> **What the task requires**
Only the lines from the one containing "Give me a plain-text" through the end of the material are to be echoed, each exactly as it appears.

____

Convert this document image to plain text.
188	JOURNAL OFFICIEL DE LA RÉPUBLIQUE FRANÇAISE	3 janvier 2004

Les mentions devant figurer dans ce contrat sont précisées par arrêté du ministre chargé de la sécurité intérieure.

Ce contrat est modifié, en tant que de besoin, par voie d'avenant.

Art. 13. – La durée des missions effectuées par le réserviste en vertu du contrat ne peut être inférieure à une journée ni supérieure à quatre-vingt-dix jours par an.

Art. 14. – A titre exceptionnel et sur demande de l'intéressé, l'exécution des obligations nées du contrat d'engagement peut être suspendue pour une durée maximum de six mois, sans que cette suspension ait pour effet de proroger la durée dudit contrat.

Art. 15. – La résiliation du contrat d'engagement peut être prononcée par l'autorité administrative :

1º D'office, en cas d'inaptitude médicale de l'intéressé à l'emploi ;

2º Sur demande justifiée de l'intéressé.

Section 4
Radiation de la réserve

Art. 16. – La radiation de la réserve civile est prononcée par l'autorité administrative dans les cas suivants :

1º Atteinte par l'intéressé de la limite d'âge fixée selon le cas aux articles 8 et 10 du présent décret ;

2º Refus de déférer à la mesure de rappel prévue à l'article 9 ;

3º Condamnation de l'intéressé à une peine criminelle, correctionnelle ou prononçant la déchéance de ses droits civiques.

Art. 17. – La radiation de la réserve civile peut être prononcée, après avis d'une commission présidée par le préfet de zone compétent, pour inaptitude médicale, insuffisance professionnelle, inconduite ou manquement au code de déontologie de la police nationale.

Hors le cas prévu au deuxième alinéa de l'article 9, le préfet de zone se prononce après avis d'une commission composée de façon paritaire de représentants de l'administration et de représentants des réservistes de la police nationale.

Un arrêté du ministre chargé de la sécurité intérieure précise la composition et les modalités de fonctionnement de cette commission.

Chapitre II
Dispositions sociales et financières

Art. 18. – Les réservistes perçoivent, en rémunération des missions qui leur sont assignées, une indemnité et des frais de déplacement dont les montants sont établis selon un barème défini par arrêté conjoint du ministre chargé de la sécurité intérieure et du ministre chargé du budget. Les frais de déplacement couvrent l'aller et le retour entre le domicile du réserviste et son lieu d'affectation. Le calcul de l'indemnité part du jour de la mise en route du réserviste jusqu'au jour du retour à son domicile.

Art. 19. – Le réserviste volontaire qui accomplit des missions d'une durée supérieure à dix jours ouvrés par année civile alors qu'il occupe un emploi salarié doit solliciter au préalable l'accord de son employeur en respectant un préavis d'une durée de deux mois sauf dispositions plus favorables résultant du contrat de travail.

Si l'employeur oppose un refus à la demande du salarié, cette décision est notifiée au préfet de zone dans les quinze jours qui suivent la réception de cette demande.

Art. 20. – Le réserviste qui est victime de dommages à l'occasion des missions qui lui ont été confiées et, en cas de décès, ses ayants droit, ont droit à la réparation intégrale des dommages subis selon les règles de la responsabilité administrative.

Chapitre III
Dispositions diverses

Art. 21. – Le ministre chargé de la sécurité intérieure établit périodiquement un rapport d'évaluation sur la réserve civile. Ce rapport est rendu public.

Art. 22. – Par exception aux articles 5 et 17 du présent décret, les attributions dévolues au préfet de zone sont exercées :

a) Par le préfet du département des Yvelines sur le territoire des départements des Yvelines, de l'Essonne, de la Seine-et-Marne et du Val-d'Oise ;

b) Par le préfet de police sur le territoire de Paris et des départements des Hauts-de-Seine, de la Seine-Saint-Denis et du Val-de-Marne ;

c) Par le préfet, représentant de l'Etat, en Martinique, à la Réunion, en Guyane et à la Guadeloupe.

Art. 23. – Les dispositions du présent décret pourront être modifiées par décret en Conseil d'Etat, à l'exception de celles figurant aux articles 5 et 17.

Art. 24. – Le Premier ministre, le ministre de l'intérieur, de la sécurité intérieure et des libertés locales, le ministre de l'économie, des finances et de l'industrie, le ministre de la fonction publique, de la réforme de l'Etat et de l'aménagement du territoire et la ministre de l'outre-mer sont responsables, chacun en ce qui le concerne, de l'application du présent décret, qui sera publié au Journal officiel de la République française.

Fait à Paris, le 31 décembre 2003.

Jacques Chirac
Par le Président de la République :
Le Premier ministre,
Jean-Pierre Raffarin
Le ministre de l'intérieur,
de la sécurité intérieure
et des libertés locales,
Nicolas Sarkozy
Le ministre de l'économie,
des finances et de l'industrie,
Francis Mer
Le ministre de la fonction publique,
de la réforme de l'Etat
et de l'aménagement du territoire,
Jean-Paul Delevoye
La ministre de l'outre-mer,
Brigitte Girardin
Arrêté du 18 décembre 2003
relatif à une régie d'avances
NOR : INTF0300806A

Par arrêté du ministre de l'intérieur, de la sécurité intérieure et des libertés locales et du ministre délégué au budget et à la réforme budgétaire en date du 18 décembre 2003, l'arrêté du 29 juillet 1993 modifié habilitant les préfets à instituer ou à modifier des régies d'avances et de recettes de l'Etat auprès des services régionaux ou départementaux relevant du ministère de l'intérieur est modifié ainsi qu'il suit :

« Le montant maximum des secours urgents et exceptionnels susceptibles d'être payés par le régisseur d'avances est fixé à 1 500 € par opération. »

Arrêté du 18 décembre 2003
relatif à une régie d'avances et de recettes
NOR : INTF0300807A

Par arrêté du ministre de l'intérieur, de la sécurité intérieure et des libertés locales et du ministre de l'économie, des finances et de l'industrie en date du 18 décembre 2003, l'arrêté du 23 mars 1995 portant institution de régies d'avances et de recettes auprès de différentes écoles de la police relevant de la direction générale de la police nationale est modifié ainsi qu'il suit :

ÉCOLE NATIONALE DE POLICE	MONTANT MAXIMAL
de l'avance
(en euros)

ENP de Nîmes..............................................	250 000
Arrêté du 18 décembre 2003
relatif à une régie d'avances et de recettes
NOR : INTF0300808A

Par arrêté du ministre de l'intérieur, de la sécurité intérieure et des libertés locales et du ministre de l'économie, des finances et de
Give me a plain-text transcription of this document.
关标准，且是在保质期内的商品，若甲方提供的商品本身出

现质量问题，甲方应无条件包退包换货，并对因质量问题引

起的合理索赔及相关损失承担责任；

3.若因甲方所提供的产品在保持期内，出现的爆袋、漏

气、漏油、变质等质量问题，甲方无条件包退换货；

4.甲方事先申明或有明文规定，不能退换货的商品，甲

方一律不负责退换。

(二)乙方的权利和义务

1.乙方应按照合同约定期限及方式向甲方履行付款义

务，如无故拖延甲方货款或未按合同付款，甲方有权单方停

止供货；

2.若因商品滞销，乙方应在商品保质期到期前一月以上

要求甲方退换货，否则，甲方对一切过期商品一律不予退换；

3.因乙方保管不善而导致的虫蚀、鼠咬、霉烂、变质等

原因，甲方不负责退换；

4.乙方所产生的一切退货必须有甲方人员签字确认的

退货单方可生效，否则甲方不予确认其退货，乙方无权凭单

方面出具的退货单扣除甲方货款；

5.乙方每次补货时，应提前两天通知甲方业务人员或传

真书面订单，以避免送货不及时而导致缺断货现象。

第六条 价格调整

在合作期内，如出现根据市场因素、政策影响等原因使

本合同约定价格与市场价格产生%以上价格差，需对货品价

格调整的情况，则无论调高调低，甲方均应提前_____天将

____

> **Answer to the task**
Give me a plain-text transcription of this document.
关标准，且是在保质期内的商品，若甲方提供的商品本身出

现质量问题，甲方应无条件包退包换货，并对因质量问题引

起的合理索赔及相关损失承担责任；

3.若因甲方所提供的产品在保持期内，出现的爆袋、漏

气、漏油、变质等质量问题，甲方无条件包退换货；

4.甲方事先申明或有明文规定，不能退换货的商品，甲

方一律不负责退换。

(二)乙方的权利和义务

1.乙方应按照合同约定期限及方式向甲方履行付款义

务，如无故拖延甲方货款或未按合同付款，甲方有权单方停

止供货；

2.若因商品滞销，乙方应在商品保质期到期前一月以上

要求甲方退换货，否则，甲方对一切过期商品一律不予退换；

3.因乙方保管不善而导致的虫蚀、鼠咬、霉烂、变质等

原因，甲方不负责退换；

4.乙方所产生的一切退货必须有甲方人员签字确认的

退货单方可生效，否则甲方不予确认其退货，乙方无权凭单

方面出具的退货单扣除甲方货款；

5.乙方每次补货时，应提前两天通知甲方业务人员或传

真书面订单，以避免送货不及时而导致缺断货现象。

第六条 价格调整

在合作期内，如出现根据市场因素、政策影响等原因使

本合同约定价格与市场价格产生%以上价格差，需对货品价

格调整的情况，则无论调高调低，甲方均应提前_____天将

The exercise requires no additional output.